RECORDS TO PROCESS:
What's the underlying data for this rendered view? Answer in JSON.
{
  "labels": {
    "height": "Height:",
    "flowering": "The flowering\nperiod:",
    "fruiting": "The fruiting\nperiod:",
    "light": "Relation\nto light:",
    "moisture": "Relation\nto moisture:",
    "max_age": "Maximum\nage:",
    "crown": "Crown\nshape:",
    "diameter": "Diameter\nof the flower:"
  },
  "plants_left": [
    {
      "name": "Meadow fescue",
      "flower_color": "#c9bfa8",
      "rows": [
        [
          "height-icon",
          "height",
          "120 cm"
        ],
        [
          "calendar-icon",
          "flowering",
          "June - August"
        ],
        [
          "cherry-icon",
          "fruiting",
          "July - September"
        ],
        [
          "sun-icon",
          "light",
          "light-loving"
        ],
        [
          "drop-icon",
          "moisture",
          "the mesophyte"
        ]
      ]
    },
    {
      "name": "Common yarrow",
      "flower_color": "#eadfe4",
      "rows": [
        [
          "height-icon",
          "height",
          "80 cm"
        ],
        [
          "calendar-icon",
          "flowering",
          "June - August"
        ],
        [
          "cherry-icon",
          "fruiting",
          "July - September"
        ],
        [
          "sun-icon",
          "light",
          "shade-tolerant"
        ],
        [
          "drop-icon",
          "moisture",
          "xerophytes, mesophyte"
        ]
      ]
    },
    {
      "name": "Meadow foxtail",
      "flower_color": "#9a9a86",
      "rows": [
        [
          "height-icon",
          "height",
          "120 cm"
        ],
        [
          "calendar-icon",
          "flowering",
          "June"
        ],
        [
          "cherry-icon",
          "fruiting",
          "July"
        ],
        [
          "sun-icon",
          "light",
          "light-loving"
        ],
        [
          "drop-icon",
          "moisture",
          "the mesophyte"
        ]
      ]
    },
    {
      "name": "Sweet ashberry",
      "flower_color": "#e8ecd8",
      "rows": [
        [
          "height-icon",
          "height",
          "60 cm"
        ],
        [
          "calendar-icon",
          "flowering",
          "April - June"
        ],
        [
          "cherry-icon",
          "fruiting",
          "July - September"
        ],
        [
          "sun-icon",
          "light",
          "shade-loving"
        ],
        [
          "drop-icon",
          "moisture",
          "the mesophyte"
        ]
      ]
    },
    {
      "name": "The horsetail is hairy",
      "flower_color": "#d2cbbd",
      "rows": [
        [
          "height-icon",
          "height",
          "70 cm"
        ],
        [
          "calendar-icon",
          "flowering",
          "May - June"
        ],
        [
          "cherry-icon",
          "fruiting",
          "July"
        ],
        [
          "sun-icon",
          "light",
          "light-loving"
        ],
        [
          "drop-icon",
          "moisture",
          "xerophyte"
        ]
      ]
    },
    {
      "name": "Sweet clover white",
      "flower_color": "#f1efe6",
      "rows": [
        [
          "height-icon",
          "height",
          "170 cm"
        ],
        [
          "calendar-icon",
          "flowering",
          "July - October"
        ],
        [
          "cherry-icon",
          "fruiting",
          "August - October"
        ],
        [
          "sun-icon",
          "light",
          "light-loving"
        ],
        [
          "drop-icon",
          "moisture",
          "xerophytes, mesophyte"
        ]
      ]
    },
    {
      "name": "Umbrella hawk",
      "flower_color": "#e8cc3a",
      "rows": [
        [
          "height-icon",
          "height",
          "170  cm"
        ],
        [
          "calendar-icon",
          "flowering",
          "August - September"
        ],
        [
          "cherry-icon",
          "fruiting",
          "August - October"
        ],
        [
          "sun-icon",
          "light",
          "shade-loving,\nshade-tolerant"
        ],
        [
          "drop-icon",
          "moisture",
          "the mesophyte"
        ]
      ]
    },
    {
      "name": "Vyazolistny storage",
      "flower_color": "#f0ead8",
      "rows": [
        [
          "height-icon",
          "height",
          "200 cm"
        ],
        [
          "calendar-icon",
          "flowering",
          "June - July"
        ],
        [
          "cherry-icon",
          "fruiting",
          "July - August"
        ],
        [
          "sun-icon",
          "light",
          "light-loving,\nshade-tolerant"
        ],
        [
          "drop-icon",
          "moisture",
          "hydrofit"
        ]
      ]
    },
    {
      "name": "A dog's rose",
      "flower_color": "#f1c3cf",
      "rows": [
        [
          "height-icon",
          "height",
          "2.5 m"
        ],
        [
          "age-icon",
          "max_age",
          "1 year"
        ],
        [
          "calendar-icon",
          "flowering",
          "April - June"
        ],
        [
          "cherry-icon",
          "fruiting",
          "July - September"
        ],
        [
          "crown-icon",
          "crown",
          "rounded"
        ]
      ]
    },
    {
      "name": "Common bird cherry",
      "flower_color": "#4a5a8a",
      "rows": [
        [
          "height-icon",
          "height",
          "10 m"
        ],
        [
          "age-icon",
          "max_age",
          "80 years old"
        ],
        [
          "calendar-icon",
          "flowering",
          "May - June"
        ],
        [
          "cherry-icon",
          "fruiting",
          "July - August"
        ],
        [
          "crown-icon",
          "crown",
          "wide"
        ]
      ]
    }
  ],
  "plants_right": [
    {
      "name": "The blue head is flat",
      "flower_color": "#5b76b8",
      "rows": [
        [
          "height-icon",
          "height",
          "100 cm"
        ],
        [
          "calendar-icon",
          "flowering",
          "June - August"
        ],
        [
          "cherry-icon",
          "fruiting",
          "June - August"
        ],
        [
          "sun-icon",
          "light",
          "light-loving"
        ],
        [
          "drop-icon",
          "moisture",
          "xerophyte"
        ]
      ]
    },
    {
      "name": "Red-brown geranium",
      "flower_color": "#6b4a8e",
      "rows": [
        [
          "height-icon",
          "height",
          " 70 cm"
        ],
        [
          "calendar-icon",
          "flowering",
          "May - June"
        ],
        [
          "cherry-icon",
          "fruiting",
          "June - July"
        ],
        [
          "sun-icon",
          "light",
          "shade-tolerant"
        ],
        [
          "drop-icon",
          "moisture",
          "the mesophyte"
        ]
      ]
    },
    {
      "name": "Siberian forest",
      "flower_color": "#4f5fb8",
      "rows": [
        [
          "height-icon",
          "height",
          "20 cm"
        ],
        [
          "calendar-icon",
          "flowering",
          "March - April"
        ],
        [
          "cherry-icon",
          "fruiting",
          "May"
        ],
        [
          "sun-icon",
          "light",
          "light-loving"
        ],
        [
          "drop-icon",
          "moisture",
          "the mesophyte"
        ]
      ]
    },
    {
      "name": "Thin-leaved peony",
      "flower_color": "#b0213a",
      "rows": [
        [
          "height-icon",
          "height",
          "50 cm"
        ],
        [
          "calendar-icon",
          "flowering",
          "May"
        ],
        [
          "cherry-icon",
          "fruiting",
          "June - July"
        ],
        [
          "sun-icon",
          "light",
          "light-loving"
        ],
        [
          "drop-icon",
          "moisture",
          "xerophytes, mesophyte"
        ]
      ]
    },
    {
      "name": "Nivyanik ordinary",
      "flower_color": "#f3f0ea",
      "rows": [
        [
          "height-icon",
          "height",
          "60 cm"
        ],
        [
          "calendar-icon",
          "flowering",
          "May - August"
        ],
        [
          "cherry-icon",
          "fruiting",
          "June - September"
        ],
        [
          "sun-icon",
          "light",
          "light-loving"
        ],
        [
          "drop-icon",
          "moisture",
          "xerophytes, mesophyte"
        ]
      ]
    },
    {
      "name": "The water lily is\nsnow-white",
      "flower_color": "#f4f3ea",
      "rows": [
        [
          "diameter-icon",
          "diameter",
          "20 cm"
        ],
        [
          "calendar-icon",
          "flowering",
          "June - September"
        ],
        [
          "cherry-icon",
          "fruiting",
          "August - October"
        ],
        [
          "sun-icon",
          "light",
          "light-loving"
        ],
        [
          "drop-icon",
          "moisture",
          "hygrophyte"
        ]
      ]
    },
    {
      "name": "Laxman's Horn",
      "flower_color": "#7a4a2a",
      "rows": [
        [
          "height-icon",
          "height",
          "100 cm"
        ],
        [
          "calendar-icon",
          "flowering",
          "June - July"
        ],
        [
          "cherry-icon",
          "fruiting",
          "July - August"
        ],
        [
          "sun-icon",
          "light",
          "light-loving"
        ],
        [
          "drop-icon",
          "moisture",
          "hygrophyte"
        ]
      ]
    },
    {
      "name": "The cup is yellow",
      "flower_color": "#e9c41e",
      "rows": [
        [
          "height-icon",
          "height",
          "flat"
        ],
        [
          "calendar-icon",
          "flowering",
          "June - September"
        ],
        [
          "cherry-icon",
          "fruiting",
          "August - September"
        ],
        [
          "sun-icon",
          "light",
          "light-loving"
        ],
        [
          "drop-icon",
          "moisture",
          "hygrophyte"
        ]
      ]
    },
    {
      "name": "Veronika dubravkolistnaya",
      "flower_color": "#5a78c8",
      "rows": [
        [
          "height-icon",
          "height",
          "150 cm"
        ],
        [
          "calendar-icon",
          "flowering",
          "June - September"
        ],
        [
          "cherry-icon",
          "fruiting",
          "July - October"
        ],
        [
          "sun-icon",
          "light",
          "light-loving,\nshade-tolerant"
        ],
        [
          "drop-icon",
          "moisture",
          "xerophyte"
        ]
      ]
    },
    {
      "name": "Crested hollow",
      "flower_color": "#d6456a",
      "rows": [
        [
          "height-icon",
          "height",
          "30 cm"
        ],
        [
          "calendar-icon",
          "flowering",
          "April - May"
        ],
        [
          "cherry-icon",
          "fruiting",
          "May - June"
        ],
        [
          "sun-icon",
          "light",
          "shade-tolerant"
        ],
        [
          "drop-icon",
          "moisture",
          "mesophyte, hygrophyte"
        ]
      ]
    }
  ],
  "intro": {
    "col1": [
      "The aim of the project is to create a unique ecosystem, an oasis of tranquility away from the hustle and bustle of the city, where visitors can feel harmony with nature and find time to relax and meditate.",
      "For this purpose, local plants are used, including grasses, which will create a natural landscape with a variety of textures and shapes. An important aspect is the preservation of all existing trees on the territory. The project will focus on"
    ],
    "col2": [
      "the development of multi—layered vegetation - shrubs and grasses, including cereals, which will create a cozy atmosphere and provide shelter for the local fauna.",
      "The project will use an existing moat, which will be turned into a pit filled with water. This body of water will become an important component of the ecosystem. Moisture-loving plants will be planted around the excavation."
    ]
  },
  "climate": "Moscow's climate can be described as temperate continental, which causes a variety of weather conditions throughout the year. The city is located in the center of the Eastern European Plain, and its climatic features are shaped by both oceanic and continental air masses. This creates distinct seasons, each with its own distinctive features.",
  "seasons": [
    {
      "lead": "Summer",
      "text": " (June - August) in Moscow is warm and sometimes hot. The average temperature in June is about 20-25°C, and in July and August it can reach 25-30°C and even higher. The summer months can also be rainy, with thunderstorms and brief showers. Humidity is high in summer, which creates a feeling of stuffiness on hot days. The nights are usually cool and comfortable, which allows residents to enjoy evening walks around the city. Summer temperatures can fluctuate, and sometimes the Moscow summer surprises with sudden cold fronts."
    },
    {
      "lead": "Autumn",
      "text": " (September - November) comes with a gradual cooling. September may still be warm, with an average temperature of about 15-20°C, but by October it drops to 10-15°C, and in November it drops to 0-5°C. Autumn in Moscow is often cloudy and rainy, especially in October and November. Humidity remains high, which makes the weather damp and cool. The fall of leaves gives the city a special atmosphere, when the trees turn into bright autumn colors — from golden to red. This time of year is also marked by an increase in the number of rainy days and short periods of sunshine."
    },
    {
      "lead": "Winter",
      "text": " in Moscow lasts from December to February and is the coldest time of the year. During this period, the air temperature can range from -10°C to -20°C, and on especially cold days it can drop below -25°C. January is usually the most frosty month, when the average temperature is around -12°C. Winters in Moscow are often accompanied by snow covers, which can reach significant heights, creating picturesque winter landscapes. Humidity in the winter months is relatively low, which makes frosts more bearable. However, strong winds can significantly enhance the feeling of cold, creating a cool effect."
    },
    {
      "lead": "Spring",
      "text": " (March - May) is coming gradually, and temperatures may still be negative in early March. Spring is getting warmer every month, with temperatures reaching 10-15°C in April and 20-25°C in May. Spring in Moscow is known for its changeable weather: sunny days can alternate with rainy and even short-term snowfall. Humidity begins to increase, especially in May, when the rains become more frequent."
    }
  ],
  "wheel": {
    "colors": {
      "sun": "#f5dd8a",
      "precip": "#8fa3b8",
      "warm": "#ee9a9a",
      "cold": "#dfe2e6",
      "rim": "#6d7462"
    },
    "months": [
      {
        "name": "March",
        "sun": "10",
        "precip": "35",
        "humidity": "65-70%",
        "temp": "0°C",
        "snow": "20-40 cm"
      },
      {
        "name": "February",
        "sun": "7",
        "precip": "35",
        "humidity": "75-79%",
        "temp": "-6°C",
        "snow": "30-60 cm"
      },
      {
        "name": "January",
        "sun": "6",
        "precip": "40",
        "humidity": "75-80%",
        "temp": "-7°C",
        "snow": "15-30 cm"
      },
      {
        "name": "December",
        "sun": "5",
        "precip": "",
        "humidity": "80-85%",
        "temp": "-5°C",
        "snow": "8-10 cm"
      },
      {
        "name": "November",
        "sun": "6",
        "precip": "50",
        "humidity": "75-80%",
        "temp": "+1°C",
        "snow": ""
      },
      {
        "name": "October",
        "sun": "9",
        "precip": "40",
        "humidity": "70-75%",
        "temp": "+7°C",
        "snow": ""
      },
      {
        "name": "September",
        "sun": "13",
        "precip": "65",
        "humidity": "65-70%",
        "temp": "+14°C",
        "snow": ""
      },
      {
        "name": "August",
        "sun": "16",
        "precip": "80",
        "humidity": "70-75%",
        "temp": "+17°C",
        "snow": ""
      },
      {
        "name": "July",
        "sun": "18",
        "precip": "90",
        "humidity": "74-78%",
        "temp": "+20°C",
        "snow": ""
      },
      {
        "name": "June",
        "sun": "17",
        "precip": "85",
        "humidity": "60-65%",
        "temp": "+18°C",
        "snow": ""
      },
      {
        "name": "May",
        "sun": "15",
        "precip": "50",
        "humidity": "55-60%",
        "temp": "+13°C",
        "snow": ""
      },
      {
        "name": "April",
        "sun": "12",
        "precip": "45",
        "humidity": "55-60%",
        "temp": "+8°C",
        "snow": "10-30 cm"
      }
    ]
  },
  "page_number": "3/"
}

PROBLEM DETAILS:
Above are the records; copy every line in them that holds the word "November".

SOLUTION FOR THIS TASK:
      "text": " (September - November) comes with a gradual cooling. September may still be warm, with an average temperature of about 15-20°C, but by October it drops to 10-15°C, and in November it drops to 0-5°C. Autumn in Moscow is often cloudy and rainy, especially in October and November. Humidity remains high, which makes the weather damp and cool. The fall of leaves gives the city a special atmosphere, when the trees turn into bright autumn colors — from golden to red. This time of year is also marked by an increase in the number of rainy days and short periods of sunshine."
        "name": "November",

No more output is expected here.